» **WHAT THE EXERCISE ASKS**:
Go through the listing and write out all of it exactly.
━━━ DATA
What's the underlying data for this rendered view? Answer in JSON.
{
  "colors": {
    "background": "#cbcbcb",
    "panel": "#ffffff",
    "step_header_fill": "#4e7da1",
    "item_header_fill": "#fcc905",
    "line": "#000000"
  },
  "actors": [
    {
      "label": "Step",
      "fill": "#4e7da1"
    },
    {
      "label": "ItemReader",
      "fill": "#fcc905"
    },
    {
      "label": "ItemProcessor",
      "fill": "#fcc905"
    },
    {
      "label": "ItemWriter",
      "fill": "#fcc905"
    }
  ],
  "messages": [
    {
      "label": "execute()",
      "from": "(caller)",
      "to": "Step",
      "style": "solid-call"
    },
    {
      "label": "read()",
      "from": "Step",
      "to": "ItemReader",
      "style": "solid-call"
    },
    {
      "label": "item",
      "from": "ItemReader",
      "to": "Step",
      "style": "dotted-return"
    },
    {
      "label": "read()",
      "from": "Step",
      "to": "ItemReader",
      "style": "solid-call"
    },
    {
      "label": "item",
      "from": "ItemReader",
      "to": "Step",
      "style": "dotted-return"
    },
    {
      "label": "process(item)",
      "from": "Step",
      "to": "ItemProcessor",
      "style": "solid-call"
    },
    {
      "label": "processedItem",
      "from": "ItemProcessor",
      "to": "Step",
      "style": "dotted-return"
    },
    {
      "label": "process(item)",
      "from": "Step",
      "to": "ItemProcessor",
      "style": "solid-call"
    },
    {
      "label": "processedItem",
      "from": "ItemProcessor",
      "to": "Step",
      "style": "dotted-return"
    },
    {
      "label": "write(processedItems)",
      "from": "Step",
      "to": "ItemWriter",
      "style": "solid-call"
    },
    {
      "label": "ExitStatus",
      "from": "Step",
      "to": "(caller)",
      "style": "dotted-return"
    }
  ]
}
━━━━━━
» **EXPECTED ANSWER**:
What's the underlying data for this rendered view? Answer in JSON.
{
  "colors": {
    "background": "#cbcbcb",
    "panel": "#ffffff",
    "step_header_fill": "#4e7da1",
    "item_header_fill": "#fcc905",
    "line": "#000000"
  },
  "actors": [
    {
      "label": "Step",
      "fill": "#4e7da1"
    },
    {
      "label": "ItemReader",
      "fill": "#fcc905"
    },
    {
      "label": "ItemProcessor",
      "fill": "#fcc905"
    },
    {
      "label": "ItemWriter",
      "fill": "#fcc905"
    }
  ],
  "messages": [
    {
      "label": "execute()",
      "from": "(caller)",
      "to": "Step",
      "style": "solid-call"
    },
    {
      "label": "read()",
      "from": "Step",
      "to": "ItemReader",
      "style": "solid-call"
    },
    {
      "label": "item",
      "from": "ItemReader",
      "to": "Step",
      "style": "dotted-return"
    },
    {
      "label": "read()",
      "from": "Step",
      "to": "ItemReader",
      "style": "solid-call"
    },
    {
      "label": "item",
      "from": "ItemReader",
      "to": "Step",
      "style": "dotted-return"
    },
    {
      "label": "process(item)",
      "from": "Step",
      "to": "ItemProcessor",
      "style": "solid-call"
    },
    {
      "label": "processedItem",
      "from": "ItemProcessor",
      "to": "Step",
      "style": "dotted-return"
    },
    {
      "label": "process(item)",
      "from": "Step",
      "to": "ItemProcessor",
      "style": "solid-call"
    },
    {
      "label": "processedItem",
      "from": "ItemProcessor",
      "to": "Step",
      "style": "dotted-return"
    },
    {
      "label": "write(processedItems)",
      "from": "Step",
      "to": "ItemWriter",
      "style": "solid-call"
    },
    {
      "label": "ExitStatus",
      "from": "Step",
      "to": "(caller)",
      "style": "dotted-return"
    }
  ]
}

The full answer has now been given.